| PROBLEM TO WORK ON |
Draw out every line with the word "features" from the listing below.

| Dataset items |

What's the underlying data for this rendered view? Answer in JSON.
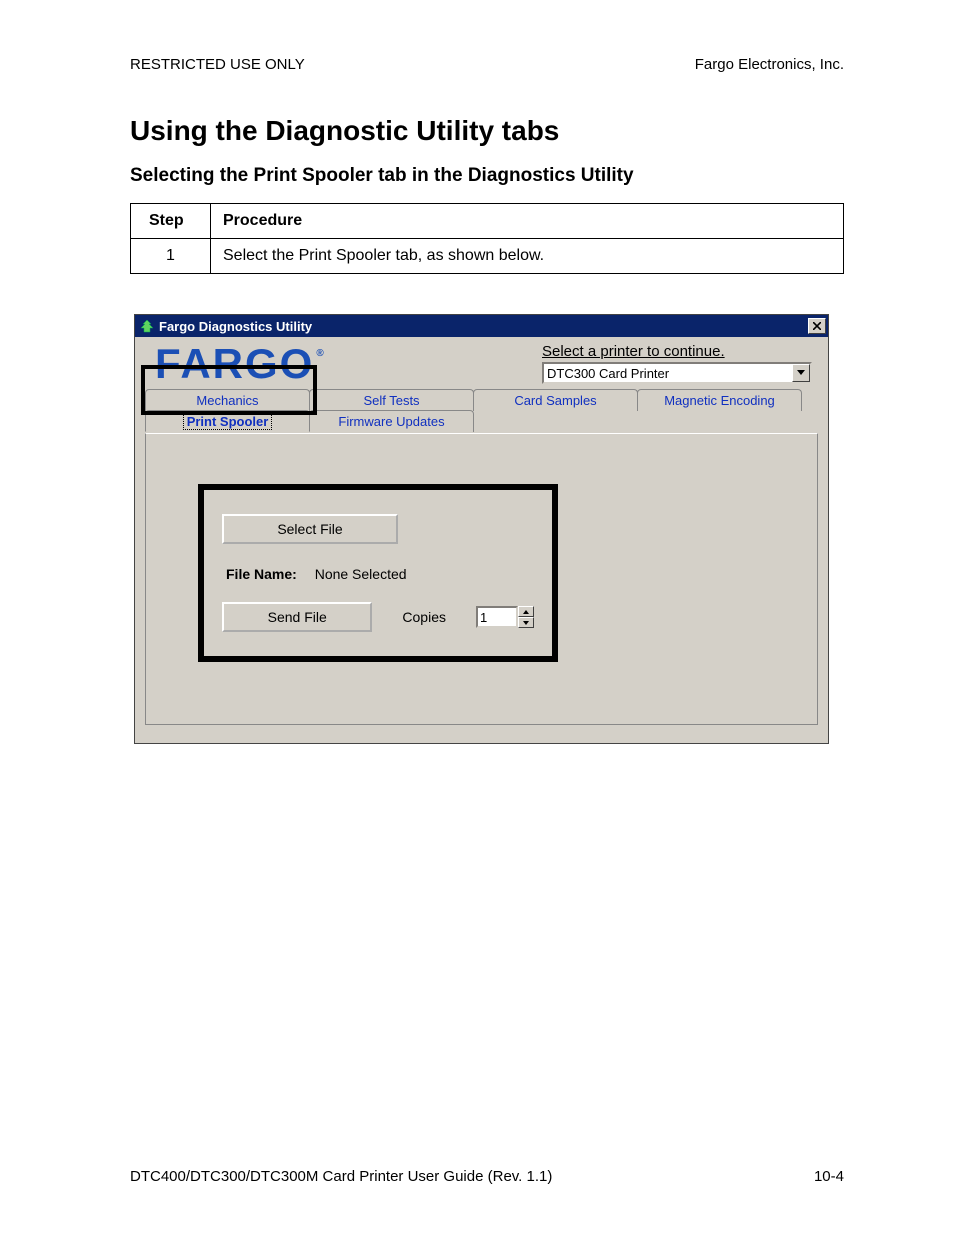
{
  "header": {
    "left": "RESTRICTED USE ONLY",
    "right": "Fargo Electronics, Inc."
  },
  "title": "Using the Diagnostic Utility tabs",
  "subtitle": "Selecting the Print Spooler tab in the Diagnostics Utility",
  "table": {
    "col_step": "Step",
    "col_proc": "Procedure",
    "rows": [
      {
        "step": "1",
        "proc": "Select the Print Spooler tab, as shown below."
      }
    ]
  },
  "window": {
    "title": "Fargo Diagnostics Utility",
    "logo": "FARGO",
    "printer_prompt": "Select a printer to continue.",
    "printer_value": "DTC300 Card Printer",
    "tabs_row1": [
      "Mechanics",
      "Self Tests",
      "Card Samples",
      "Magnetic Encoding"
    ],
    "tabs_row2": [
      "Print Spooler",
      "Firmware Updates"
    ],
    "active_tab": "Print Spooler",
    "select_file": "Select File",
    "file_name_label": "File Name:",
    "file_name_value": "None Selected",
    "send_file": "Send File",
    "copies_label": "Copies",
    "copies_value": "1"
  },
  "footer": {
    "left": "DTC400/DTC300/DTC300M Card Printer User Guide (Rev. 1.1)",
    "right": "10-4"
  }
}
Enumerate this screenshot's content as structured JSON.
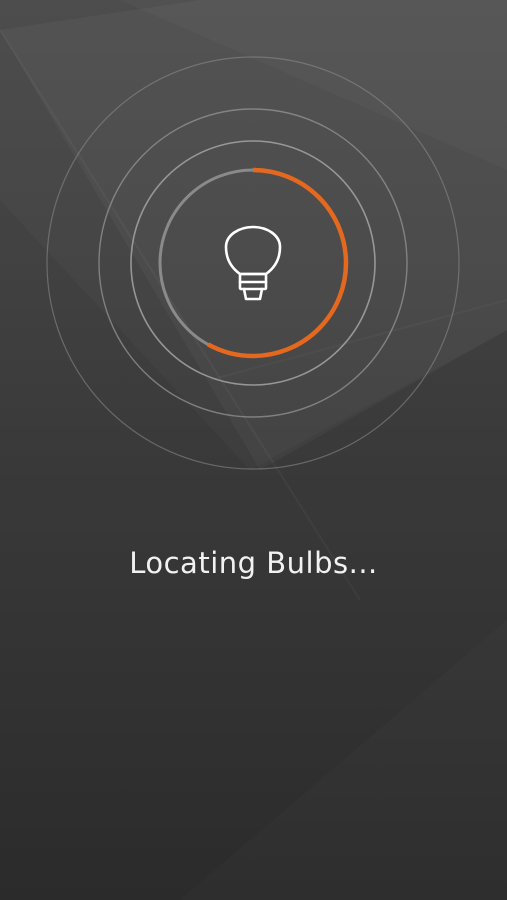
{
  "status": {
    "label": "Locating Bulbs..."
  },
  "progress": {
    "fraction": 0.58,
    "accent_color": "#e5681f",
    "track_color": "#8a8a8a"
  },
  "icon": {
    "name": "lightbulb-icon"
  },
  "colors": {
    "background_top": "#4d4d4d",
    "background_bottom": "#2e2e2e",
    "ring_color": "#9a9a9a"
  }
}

==

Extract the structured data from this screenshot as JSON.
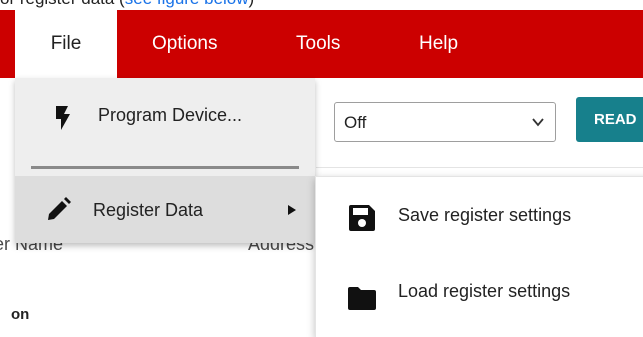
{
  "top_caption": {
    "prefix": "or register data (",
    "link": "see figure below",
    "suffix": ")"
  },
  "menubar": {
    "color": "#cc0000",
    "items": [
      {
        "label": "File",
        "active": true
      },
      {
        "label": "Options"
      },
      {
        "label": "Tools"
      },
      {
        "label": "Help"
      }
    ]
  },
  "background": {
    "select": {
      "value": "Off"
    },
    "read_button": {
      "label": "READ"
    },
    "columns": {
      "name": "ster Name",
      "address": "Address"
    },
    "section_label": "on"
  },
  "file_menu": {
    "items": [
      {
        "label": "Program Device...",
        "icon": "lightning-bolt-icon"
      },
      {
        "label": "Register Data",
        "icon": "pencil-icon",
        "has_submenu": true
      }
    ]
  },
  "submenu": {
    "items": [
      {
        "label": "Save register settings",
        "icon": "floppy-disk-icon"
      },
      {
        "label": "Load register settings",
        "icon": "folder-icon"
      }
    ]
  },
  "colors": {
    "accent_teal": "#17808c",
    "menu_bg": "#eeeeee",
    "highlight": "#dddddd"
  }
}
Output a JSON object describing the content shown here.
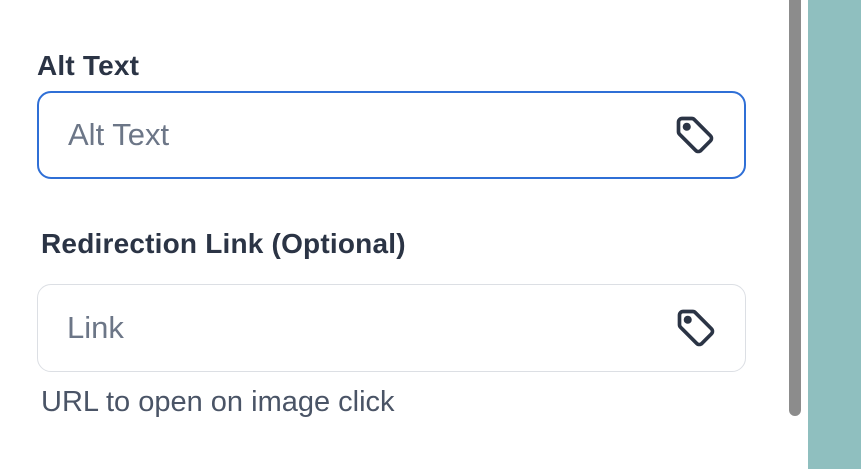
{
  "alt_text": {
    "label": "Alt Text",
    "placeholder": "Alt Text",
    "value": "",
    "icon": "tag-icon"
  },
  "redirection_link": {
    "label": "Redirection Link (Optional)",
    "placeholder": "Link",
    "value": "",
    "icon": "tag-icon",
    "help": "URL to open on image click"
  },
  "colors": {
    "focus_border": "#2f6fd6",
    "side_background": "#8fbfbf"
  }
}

==

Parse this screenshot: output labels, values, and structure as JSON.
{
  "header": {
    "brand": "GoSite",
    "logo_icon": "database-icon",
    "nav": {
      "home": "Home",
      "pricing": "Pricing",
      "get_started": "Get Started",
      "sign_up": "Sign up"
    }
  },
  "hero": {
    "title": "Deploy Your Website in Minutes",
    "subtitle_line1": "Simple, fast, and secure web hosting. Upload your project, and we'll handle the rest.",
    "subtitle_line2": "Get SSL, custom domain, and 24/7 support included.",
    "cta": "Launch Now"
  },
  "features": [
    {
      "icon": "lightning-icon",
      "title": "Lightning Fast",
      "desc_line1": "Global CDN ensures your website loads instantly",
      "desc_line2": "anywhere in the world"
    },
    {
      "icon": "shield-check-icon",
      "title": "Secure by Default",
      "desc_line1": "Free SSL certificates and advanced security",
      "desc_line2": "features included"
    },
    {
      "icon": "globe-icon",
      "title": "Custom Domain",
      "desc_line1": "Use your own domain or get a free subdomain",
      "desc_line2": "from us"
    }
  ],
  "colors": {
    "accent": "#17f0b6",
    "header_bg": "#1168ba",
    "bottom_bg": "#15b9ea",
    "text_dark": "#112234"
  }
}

| ANSWER FOR THIS EXERCISE |
  "features": [
      "desc_line2": "features included"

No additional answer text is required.